:: WORK TO DO ::
Your task is to transcribe all the entries exactly, excluding pictures.

:: RECORDS FOR THE EXERCISE ::

+---+

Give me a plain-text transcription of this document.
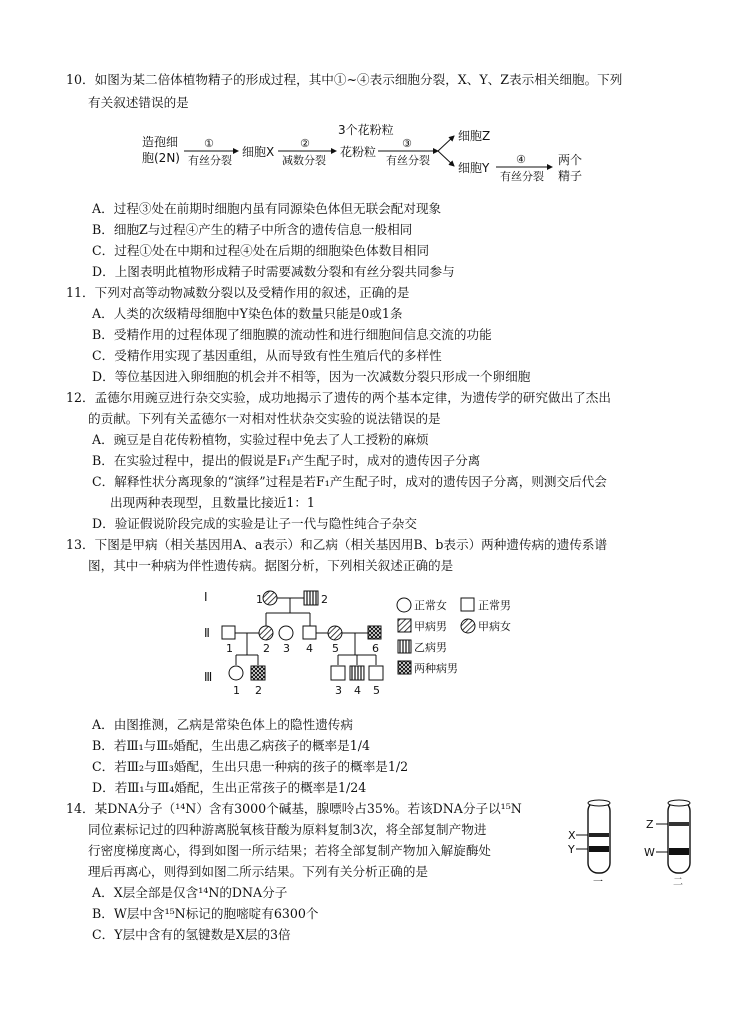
10．如图为某二倍体植物精子的形成过程，其中①~④表示细胞分裂，X、Y、Z表示相关细胞。下列
有关叙述错误的是
造孢细
胞(2N)
①
有丝分裂
细胞X
②
减数分裂
3个花粉粒
花粉粒
③
有丝分裂
细胞Z
细胞Y
④
有丝分裂
两个
精子
A．过程③处在前期时细胞内虽有同源染色体但无联会配对现象
B．细胞Z与过程④产生的精子中所含的遗传信息一般相同
C．过程①处在中期和过程④处在后期的细胞染色体数目相同
D．上图表明此植物形成精子时需要减数分裂和有丝分裂共同参与
11．下列对高等动物减数分裂以及受精作用的叙述，正确的是
A．人类的次级精母细胞中Y染色体的数量只能是0或1条
B．受精作用的过程体现了细胞膜的流动性和进行细胞间信息交流的功能
C．受精作用实现了基因重组，从而导致有性生殖后代的多样性
D．等位基因进入卵细胞的机会并不相等，因为一次减数分裂只形成一个卵细胞
12．孟德尔用豌豆进行杂交实验，成功地揭示了遗传的两个基本定律，为遗传学的研究做出了杰出
的贡献。下列有关孟德尔一对相对性状杂交实验的说法错误的是
A．豌豆是自花传粉植物，实验过程中免去了人工授粉的麻烦
B．在实验过程中，提出的假说是F₁产生配子时，成对的遗传因子分离
C．解释性状分离现象的“演绎”过程是若F₁产生配子时，成对的遗传因子分离，则测交后代会
出现两种表现型，且数量比接近1：1
D．验证假说阶段完成的实验是让子一代与隐性纯合子杂交
13．下图是甲病（相关基因用A、a表示）和乙病（相关基因用B、b表示）两种遗传病的遗传系谱
图，其中一种病为伴性遗传病。据图分析，下列相关叙述正确的是
Ⅰ
Ⅱ
Ⅲ
1	2
1	2 3 4 5	6
1 2	3 4 5
正常女	正常男
甲病男	甲病女
乙病男
两种病男
A．由图推测，乙病是常染色体上的隐性遗传病
B．若Ⅲ₁与Ⅲ₅婚配，生出患乙病孩子的概率是1/4
C．若Ⅲ₂与Ⅲ₃婚配，生出只患一种病的孩子的概率是1/2
D．若Ⅲ₁与Ⅲ₄婚配，生出正常孩子的概率是1/24
14．某DNA分子（¹⁴N）含有3000个碱基，腺嘌呤占35%。若该DNA分子以¹⁵N
同位素标记过的四种游离脱氧核苷酸为原料复制3次，将全部复制产物进
行密度梯度离心，得到如图一所示结果；若将全部复制产物加入解旋酶处
理后再离心，则得到如图二所示结果。下列有关分析正确的是
A．X层全部是仅含¹⁴N的DNA分子
B．W层中含¹⁵N标记的胞嘧啶有6300个
C．Y层中含有的氢键数是X层的3倍
X
Y
一
Z
W
二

+---+

:: FINAL RESULT ::
Give me a plain-text transcription of this document.
10．如图为某二倍体植物精子的形成过程，其中①~④表示细胞分裂，X、Y、Z表示相关细胞。下列
有关叙述错误的是
造孢细
胞(2N)
①
有丝分裂
细胞X
②
减数分裂
3个花粉粒
花粉粒
③
有丝分裂
细胞Z
细胞Y
④
有丝分裂
两个
精子
A．过程③处在前期时细胞内虽有同源染色体但无联会配对现象
B．细胞Z与过程④产生的精子中所含的遗传信息一般相同
C．过程①处在中期和过程④处在后期的细胞染色体数目相同
D．上图表明此植物形成精子时需要减数分裂和有丝分裂共同参与
11．下列对高等动物减数分裂以及受精作用的叙述，正确的是
A．人类的次级精母细胞中Y染色体的数量只能是0或1条
B．受精作用的过程体现了细胞膜的流动性和进行细胞间信息交流的功能
C．受精作用实现了基因重组，从而导致有性生殖后代的多样性
D．等位基因进入卵细胞的机会并不相等，因为一次减数分裂只形成一个卵细胞
12．孟德尔用豌豆进行杂交实验，成功地揭示了遗传的两个基本定律，为遗传学的研究做出了杰出
的贡献。下列有关孟德尔一对相对性状杂交实验的说法错误的是
A．豌豆是自花传粉植物，实验过程中免去了人工授粉的麻烦
B．在实验过程中，提出的假说是F₁产生配子时，成对的遗传因子分离
C．解释性状分离现象的“演绎”过程是若F₁产生配子时，成对的遗传因子分离，则测交后代会
出现两种表现型，且数量比接近1：1
D．验证假说阶段完成的实验是让子一代与隐性纯合子杂交
13．下图是甲病（相关基因用A、a表示）和乙病（相关基因用B、b表示）两种遗传病的遗传系谱
图，其中一种病为伴性遗传病。据图分析，下列相关叙述正确的是
Ⅰ
Ⅱ
Ⅲ
1	2
1	2 3 4 5	6
1 2	3 4 5
正常女	正常男
甲病男	甲病女
乙病男
两种病男
A．由图推测，乙病是常染色体上的隐性遗传病
B．若Ⅲ₁与Ⅲ₅婚配，生出患乙病孩子的概率是1/4
C．若Ⅲ₂与Ⅲ₃婚配，生出只患一种病的孩子的概率是1/2
D．若Ⅲ₁与Ⅲ₄婚配，生出正常孩子的概率是1/24
14．某DNA分子（¹⁴N）含有3000个碱基，腺嘌呤占35%。若该DNA分子以¹⁵N
同位素标记过的四种游离脱氧核苷酸为原料复制3次，将全部复制产物进
行密度梯度离心，得到如图一所示结果；若将全部复制产物加入解旋酶处
理后再离心，则得到如图二所示结果。下列有关分析正确的是
A．X层全部是仅含¹⁴N的DNA分子
B．W层中含¹⁵N标记的胞嘧啶有6300个
C．Y层中含有的氢键数是X层的3倍
X
Y
一
Z
W
二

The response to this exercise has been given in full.